## start Material for this task
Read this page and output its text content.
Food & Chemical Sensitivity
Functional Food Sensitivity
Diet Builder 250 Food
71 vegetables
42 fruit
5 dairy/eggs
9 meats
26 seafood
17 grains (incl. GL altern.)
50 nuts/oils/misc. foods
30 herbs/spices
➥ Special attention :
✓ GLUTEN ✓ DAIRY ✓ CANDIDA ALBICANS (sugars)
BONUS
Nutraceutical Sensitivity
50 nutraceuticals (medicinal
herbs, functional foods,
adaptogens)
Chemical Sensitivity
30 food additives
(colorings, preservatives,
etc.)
## end Material for this task
Problem to work on:
Return the material in full, exactly as shown.

Written answer:
Read this page and output its text content.
Food & Chemical Sensitivity
Functional Food Sensitivity
Diet Builder 250 Food
71 vegetables
42 fruit
5 dairy/eggs
9 meats
26 seafood
17 grains (incl. GL altern.)
50 nuts/oils/misc. foods
30 herbs/spices
➥ Special attention :
✓ GLUTEN ✓ DAIRY ✓ CANDIDA ALBICANS (sugars)
BONUS
Nutraceutical Sensitivity
50 nutraceuticals (medicinal
herbs, functional foods,
adaptogens)
Chemical Sensitivity
30 food additives
(colorings, preservatives,
etc.)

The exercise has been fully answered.